▶ Available records

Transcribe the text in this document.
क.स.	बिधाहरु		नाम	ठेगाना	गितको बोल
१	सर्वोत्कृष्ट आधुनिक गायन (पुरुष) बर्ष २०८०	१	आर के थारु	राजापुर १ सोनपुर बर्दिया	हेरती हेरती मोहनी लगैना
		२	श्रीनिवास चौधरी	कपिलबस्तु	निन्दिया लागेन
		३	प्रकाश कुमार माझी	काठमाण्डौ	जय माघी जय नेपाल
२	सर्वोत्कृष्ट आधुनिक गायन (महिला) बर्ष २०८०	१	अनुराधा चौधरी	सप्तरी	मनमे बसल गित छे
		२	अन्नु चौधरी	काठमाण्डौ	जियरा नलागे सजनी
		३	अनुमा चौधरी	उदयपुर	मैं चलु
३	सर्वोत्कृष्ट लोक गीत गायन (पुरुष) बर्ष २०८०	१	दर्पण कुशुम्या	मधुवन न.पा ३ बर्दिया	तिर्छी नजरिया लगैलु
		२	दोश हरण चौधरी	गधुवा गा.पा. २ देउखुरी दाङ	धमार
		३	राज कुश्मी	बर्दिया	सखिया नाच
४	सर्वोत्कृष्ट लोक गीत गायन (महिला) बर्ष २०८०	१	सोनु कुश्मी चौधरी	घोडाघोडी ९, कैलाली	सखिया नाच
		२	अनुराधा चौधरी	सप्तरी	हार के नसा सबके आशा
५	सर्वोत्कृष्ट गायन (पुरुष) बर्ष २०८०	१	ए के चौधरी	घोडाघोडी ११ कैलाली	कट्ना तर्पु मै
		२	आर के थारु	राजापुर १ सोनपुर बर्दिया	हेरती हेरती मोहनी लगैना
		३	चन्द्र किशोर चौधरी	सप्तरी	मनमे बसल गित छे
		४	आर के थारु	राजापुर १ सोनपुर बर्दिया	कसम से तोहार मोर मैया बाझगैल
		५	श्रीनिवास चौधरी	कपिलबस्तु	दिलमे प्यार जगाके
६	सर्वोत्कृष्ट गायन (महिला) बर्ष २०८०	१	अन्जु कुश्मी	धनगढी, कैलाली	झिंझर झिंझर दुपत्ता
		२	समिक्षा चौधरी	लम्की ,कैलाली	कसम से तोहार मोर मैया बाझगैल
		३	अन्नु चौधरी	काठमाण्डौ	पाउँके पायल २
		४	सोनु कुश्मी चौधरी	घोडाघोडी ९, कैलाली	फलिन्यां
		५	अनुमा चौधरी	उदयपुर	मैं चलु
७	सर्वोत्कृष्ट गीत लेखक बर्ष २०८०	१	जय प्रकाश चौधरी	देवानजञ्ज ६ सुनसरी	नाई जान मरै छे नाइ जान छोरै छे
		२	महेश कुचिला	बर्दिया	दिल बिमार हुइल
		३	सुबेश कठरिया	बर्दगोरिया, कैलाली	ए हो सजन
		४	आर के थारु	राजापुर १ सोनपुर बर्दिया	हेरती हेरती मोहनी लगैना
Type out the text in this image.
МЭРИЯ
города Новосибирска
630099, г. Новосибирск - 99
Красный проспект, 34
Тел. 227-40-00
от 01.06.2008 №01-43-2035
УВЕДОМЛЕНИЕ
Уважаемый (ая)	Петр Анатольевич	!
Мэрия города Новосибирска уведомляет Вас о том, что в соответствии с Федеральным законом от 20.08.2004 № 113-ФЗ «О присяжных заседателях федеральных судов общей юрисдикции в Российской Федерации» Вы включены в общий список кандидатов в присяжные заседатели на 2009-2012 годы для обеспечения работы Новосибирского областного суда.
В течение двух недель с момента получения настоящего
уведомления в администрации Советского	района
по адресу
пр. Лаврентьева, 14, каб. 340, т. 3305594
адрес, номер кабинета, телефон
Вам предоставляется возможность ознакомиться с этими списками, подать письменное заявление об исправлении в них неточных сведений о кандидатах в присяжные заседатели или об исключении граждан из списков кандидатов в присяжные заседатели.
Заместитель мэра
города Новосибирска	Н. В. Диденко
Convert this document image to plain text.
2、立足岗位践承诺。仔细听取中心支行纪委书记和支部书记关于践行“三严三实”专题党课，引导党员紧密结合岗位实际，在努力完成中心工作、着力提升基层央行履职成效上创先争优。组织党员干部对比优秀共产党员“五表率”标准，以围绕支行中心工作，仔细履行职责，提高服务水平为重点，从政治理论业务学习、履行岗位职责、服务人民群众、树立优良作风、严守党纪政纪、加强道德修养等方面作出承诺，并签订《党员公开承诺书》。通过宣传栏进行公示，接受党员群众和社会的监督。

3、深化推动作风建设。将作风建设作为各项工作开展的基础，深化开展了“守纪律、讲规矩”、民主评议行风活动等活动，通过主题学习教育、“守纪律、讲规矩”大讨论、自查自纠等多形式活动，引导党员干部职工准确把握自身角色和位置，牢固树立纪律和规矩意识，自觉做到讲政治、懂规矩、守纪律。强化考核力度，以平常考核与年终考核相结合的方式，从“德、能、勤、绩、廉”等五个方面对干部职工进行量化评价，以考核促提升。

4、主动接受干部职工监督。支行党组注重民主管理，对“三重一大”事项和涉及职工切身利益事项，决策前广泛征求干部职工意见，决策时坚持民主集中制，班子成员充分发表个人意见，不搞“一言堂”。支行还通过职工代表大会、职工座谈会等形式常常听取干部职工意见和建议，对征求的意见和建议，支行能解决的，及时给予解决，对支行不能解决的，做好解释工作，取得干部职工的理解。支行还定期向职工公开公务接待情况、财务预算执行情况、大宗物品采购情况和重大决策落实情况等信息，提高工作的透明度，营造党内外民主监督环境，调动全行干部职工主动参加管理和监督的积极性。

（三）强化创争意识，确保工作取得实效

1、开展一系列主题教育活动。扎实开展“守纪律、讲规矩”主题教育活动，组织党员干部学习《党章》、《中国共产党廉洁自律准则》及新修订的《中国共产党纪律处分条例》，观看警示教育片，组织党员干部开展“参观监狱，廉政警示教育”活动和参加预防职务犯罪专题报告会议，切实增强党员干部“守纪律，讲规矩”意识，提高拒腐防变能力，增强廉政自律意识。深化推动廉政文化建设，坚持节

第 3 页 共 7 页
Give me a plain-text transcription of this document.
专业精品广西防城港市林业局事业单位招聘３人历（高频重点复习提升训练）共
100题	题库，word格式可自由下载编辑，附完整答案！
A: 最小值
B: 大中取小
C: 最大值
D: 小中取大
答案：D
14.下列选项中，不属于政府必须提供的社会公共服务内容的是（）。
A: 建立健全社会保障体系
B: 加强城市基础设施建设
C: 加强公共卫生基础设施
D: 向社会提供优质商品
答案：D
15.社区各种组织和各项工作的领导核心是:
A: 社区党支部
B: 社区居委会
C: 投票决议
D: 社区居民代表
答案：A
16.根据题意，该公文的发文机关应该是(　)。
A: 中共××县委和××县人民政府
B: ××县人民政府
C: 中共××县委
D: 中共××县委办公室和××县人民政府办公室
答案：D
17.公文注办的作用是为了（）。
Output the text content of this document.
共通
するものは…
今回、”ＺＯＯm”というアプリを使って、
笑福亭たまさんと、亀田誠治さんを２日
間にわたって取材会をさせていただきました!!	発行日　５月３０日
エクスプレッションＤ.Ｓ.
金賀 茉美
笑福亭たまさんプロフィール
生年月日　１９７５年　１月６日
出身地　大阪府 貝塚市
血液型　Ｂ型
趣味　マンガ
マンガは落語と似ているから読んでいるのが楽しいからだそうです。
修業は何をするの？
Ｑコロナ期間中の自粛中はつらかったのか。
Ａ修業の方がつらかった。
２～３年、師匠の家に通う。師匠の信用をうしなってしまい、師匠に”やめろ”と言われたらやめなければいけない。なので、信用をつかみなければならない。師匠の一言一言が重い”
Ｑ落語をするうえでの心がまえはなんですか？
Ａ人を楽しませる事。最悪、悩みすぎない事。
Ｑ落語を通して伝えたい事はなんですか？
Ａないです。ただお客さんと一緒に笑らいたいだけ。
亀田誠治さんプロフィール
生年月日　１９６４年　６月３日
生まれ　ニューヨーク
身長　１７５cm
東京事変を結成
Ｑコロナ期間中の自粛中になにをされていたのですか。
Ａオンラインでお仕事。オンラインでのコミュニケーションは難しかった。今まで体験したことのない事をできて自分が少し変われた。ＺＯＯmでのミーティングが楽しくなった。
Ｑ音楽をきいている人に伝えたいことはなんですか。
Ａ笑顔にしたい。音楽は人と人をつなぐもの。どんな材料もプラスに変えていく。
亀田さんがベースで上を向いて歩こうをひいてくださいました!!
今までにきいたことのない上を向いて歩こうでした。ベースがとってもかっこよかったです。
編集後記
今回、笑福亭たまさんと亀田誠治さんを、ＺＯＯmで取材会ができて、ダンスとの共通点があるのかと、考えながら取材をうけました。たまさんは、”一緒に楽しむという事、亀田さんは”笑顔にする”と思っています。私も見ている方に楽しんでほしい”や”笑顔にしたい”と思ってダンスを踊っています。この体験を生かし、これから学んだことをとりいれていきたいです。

▶ To do
What is the number of lines in the records that contain the word "this"? Answer with the number and nothing else.

▶ Reply to the exercise
5